• Excerpted records
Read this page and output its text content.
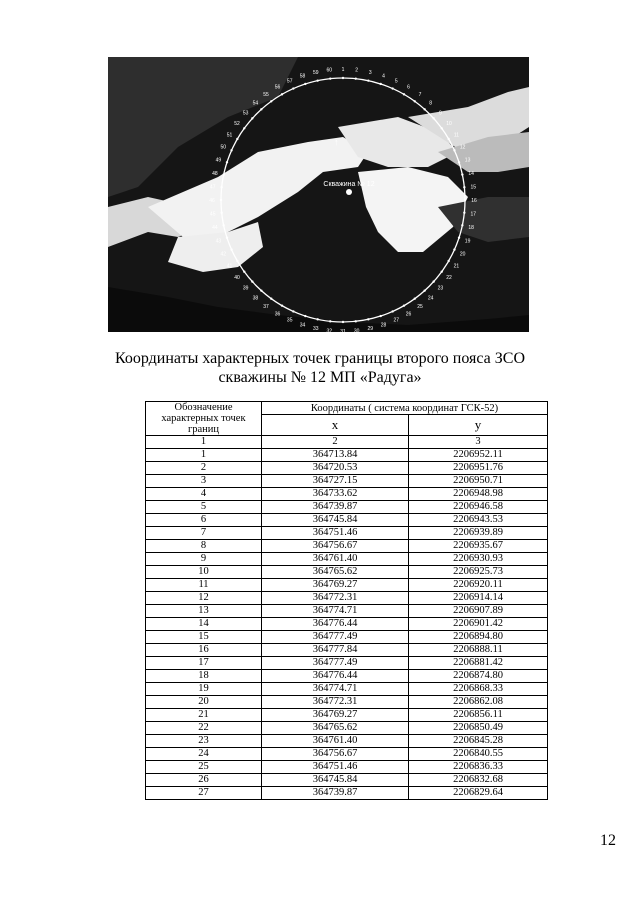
1 2 3
4
5
6
7
8
9
10
11
12
13
14
15
16
17
18
19
20
21
22
23
24
25
26
27
28
29
30
31
32
33
34
35
36
37
38
39
40
41
42
43
44
45
46
47
48
49
50
51
52
53
54
55
56
57
58
59 60
Скважина № 12
↑
Координаты характерных точек границы второго пояса ЗСО
скважины № 12 МП «Радуга»
Обозначение характерных точек границ	Координаты ( система координат ГСК-52)	
	x	y
1	2	3
1	364713.84	2206952.11
2	364720.53	2206951.76
3	364727.15	2206950.71
4	364733.62	2206948.98
5	364739.87	2206946.58
6	364745.84	2206943.53
7	364751.46	2206939.89
8	364756.67	2206935.67
9	364761.40	2206930.93
10	364765.62	2206925.73
11	364769.27	2206920.11
12	364772.31	2206914.14
13	364774.71	2206907.89
14	364776.44	2206901.42
15	364777.49	2206894.80
16	364777.84	2206888.11
17	364777.49	2206881.42
18	364776.44	2206874.80
19	364774.71	2206868.33
20	364772.31	2206862.08
21	364769.27	2206856.11
22	364765.62	2206850.49
23	364761.40	2206845.28
24	364756.67	2206840.55
25	364751.46	2206836.33
26	364745.84	2206832.68
27	364739.87	2206829.64
12
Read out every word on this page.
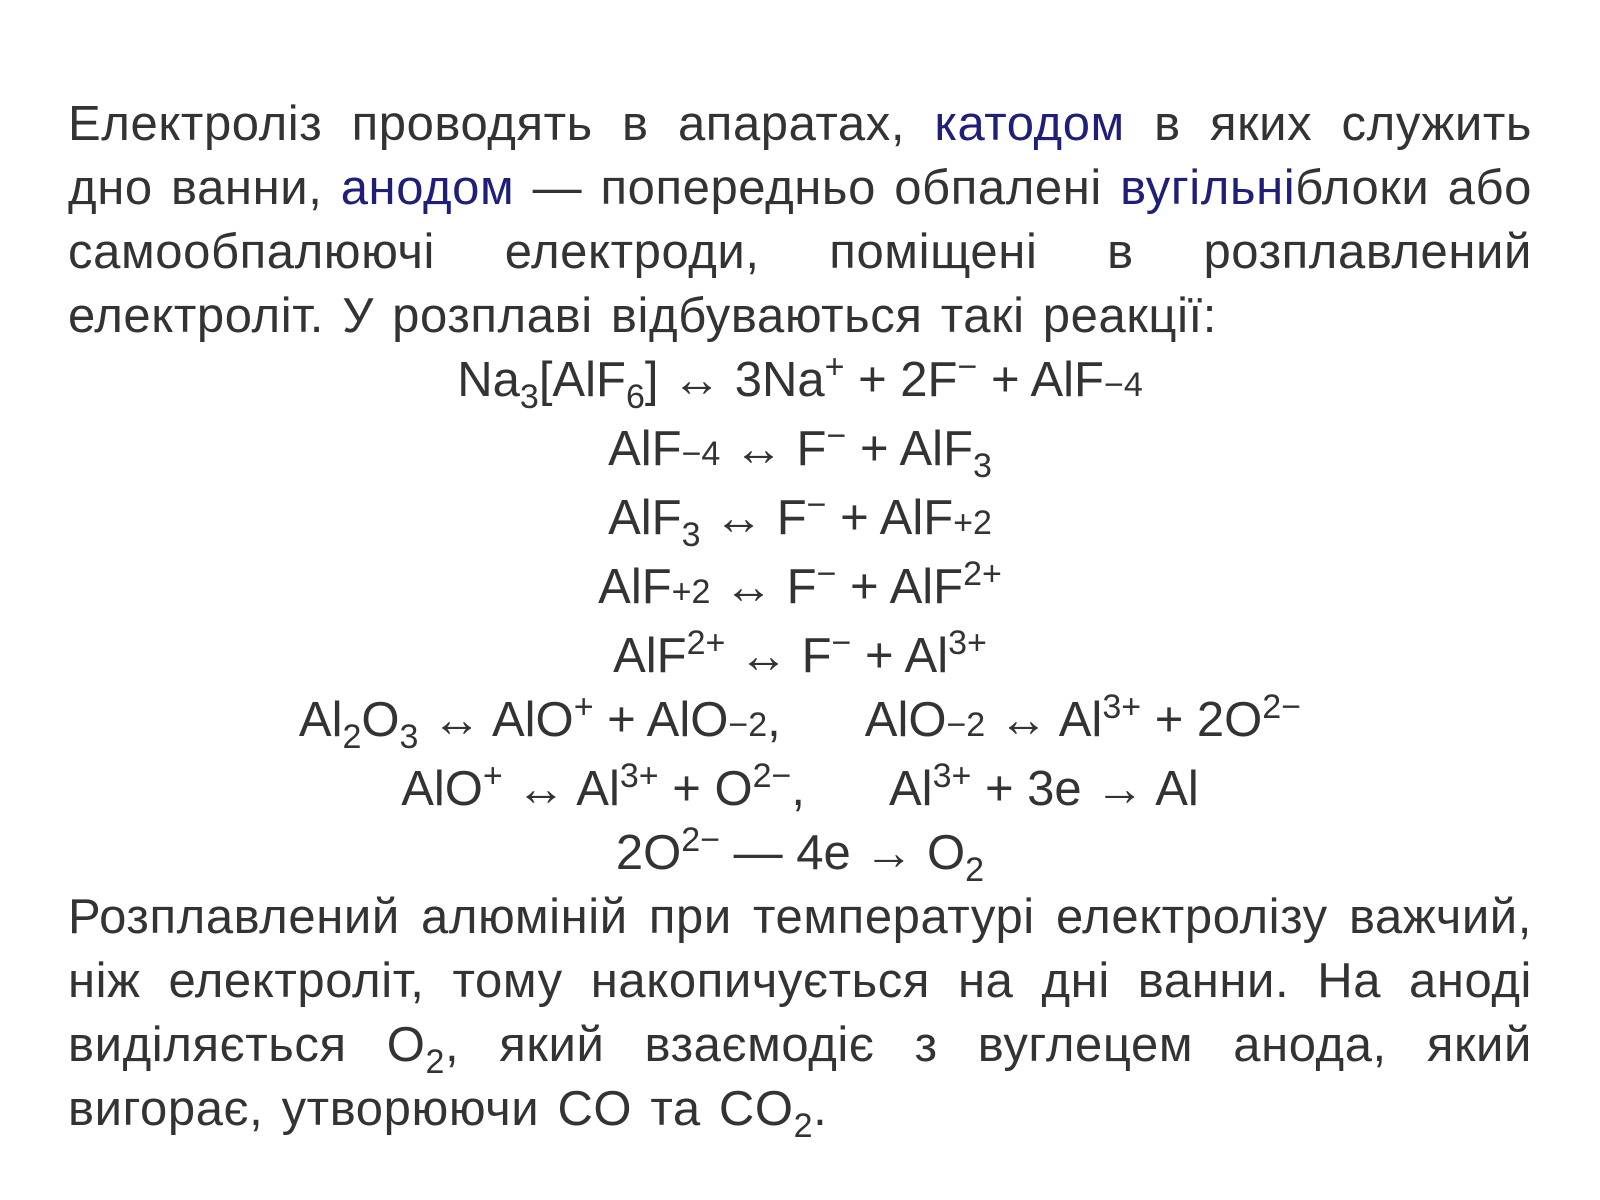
Електроліз проводять в апаратах, катодом в яких служить дно ванни, анодом — попередньо обпалені вугільніблоки або самообпалюючі електроди, поміщені в розплавлений електроліт. У розплаві відбуваються такі реакції:

$Na_3[AlF_6]$ ↔ 3Na+ + 2F− + AlF−4

AlF−4 ↔ F− + AlF$_3$

AlF$_3$ ↔ F− + AlF+2

AlF+2 ↔ F− + AlF$^{2+}$

AlF$^{2+}$ ↔ $F^- + Al^{3+}$

$Al_2O_3$ ↔ AlO+ + AlO−2, AlO−2 ↔ $Al^{3+} + 2O^{2-}$

AlO+ ↔ $Al^{3+} + O^{2-}$, $Al^{3+} + 3e \to Al$

$2O^{2-}$ — $4e \to O_2$

Розплавлений алюміній при температурі електролізу важчий, ніж електроліт, тому накопичується на дні ванни. На аноді виділяється $O_2$, який взаємодіє з вуглецем анода, який вигорає, утворюючи CO та $CO_2$.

• To be done
Search the material above for "this". Pull out each line where it shows up.

• Result of the task
Read this page and output its text content.
Read out every word on this page.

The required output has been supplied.